- _Set problem_:
Identify each line below that contains the word "JSON", and copy it out.

- _Source material_:

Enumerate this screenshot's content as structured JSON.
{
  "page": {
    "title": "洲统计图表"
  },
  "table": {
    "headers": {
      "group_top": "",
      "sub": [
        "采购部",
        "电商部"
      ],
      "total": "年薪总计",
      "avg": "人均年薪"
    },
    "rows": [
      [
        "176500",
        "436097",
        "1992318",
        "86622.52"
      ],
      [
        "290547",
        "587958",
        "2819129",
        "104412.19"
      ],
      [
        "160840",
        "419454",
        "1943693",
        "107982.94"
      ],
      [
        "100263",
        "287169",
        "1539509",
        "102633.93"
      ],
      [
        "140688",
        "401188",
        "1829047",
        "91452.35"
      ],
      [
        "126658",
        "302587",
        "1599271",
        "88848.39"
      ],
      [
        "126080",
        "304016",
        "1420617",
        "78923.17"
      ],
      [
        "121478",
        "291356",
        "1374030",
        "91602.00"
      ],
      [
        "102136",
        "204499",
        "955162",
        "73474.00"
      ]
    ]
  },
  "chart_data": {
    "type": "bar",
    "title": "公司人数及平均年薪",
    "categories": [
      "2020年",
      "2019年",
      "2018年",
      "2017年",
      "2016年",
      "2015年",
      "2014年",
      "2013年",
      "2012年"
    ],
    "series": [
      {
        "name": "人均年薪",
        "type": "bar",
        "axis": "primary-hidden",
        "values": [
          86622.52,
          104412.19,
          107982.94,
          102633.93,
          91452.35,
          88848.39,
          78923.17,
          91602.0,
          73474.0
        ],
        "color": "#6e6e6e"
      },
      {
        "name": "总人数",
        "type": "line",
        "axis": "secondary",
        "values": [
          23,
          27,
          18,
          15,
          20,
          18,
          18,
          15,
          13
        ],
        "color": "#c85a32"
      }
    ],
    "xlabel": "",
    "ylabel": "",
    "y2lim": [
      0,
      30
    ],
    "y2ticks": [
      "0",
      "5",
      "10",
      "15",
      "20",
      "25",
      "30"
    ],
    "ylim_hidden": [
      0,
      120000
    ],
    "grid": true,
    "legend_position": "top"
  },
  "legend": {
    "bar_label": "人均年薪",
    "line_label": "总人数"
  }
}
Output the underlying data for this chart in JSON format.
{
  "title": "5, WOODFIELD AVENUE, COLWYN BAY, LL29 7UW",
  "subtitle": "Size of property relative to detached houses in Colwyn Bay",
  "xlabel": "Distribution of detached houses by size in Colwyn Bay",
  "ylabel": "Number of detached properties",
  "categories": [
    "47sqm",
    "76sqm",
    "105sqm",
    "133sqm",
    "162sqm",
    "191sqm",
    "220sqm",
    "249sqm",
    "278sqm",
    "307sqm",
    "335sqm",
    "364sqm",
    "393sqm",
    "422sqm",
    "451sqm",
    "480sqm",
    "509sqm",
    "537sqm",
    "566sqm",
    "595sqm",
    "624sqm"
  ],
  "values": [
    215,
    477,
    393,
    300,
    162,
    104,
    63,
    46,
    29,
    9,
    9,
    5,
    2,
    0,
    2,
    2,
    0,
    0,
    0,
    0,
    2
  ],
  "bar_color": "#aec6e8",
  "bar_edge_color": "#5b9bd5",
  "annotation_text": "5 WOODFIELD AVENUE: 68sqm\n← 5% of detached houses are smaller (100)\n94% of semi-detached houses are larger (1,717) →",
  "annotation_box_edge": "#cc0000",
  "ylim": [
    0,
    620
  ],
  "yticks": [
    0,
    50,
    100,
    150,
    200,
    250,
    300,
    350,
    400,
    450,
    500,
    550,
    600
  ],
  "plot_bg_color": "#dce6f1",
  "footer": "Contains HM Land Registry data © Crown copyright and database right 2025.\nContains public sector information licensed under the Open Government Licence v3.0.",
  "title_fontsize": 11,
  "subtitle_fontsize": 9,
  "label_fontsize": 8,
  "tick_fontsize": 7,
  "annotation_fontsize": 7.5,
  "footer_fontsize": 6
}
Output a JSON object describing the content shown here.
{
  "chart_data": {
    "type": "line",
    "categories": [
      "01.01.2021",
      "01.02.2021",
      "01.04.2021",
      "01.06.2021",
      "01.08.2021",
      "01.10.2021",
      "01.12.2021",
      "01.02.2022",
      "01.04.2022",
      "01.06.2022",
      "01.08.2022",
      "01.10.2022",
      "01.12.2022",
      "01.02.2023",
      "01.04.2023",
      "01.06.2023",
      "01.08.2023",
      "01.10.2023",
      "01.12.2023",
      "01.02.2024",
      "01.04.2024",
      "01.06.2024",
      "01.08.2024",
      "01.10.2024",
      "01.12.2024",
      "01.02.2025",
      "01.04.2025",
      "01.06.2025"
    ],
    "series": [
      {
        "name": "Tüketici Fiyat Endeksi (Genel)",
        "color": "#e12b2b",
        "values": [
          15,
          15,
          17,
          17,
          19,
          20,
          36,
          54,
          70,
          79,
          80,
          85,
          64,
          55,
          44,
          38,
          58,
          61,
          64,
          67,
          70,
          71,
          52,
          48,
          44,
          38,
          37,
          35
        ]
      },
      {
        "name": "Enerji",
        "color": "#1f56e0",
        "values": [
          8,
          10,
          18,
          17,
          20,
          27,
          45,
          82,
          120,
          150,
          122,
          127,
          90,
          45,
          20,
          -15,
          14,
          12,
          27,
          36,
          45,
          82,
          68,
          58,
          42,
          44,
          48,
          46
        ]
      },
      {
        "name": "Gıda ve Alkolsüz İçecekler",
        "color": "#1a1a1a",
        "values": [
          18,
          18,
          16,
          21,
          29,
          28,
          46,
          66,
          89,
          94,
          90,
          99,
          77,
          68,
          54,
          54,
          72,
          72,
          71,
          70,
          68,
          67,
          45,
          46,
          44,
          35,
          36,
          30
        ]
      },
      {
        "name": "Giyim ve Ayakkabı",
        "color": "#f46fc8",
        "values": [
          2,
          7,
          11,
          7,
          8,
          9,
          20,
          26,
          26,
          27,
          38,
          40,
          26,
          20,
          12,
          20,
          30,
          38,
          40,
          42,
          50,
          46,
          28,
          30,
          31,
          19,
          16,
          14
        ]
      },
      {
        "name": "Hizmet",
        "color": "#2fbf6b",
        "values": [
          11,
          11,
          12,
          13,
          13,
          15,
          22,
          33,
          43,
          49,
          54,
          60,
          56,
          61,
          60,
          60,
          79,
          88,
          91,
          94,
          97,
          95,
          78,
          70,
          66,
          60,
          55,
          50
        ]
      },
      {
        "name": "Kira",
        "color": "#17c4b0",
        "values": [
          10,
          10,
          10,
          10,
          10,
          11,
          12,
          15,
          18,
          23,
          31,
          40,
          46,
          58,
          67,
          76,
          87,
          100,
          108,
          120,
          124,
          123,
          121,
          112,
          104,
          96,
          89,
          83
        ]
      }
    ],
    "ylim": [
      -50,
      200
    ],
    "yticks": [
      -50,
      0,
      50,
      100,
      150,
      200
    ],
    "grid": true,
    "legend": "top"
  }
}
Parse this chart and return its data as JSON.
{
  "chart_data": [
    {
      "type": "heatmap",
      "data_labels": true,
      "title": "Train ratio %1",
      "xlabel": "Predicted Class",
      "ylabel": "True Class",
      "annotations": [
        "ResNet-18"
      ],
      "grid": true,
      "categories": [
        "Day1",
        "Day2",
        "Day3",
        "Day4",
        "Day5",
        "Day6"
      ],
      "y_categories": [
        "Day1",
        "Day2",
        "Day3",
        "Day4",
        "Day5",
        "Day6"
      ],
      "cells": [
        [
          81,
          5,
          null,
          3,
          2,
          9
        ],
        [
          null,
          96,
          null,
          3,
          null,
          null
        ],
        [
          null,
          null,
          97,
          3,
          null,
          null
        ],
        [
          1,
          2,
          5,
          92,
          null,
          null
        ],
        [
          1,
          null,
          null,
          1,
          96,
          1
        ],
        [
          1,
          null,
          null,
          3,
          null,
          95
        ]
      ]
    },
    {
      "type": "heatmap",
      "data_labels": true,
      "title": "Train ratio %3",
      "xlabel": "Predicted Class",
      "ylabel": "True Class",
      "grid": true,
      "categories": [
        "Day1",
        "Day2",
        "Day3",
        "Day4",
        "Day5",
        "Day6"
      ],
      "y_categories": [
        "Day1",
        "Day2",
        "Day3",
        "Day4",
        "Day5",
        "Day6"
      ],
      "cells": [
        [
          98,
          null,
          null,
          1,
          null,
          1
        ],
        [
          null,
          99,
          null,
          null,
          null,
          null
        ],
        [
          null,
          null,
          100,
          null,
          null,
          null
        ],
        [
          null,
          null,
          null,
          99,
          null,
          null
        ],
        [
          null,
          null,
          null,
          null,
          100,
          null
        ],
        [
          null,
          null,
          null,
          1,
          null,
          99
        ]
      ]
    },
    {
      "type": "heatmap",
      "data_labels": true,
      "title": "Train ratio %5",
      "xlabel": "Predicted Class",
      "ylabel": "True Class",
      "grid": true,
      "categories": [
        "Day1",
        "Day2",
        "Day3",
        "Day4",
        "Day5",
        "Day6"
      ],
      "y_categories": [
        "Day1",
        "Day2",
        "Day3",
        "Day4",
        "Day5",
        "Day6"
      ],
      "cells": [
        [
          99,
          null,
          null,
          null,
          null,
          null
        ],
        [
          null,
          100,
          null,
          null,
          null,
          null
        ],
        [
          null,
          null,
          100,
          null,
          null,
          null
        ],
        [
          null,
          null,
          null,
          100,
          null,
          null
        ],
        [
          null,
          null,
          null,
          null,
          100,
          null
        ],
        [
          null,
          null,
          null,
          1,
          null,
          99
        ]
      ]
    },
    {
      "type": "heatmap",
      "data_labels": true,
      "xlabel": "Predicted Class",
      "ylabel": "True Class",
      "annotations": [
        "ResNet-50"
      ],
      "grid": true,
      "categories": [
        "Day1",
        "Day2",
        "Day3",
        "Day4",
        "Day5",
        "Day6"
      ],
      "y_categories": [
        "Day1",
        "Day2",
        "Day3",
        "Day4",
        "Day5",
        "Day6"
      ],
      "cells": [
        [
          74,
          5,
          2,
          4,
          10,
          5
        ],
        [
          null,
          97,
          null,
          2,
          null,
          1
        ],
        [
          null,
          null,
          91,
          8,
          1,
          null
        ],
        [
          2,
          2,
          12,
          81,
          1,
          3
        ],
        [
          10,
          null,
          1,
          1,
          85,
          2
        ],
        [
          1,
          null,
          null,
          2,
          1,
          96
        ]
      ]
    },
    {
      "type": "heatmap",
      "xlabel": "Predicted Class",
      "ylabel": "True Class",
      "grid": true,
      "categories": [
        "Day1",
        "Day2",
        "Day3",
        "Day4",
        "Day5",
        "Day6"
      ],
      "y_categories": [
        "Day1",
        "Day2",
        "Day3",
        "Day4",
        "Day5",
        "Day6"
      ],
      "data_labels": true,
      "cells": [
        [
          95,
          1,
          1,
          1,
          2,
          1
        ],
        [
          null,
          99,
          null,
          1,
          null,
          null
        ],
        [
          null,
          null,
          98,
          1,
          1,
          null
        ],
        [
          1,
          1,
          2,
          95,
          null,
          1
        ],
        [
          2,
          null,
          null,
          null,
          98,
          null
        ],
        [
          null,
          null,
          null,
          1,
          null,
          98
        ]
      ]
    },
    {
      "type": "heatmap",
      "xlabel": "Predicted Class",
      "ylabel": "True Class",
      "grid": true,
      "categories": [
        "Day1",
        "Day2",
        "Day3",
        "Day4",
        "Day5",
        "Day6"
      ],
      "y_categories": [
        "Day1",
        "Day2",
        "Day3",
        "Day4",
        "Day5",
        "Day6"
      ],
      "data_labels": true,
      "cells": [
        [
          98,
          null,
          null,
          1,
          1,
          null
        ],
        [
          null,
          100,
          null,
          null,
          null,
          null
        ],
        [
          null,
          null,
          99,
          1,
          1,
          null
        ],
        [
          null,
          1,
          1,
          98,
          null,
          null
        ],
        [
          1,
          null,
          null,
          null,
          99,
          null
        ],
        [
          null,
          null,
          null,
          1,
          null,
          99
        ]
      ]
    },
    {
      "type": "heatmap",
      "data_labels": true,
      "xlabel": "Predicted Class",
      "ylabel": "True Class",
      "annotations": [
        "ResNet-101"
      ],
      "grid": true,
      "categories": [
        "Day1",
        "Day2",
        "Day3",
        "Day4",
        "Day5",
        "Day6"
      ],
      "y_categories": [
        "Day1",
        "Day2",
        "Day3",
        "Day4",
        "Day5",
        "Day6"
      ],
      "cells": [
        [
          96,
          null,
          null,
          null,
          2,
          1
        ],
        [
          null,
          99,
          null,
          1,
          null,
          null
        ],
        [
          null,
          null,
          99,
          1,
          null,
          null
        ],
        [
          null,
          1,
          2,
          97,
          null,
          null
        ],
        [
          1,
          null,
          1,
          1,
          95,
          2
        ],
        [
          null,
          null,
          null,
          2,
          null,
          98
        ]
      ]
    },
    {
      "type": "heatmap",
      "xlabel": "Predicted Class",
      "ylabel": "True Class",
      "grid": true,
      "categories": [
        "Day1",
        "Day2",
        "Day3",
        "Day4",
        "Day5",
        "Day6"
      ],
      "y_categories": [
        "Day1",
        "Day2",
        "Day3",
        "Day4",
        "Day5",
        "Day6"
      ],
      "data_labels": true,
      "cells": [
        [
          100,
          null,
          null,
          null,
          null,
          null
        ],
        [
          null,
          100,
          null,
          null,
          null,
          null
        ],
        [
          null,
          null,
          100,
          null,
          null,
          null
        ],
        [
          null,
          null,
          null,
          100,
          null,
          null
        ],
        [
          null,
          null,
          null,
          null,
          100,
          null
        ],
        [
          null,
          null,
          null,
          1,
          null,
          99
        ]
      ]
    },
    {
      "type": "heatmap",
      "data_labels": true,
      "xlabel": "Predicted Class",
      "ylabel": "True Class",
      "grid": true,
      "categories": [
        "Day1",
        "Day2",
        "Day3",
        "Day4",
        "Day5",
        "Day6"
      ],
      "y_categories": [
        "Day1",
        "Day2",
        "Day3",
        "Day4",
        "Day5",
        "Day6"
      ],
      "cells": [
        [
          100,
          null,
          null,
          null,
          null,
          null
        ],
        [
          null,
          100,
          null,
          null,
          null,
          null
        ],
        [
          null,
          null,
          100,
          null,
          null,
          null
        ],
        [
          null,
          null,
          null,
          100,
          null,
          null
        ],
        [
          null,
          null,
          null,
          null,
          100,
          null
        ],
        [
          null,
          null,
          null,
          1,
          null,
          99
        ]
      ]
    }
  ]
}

- _Exercise response_:
Enumerate this screenshot's content as structured JSON.
Output the underlying data for this chart in JSON format.
Output a JSON object describing the content shown here.
Parse this chart and return its data as JSON.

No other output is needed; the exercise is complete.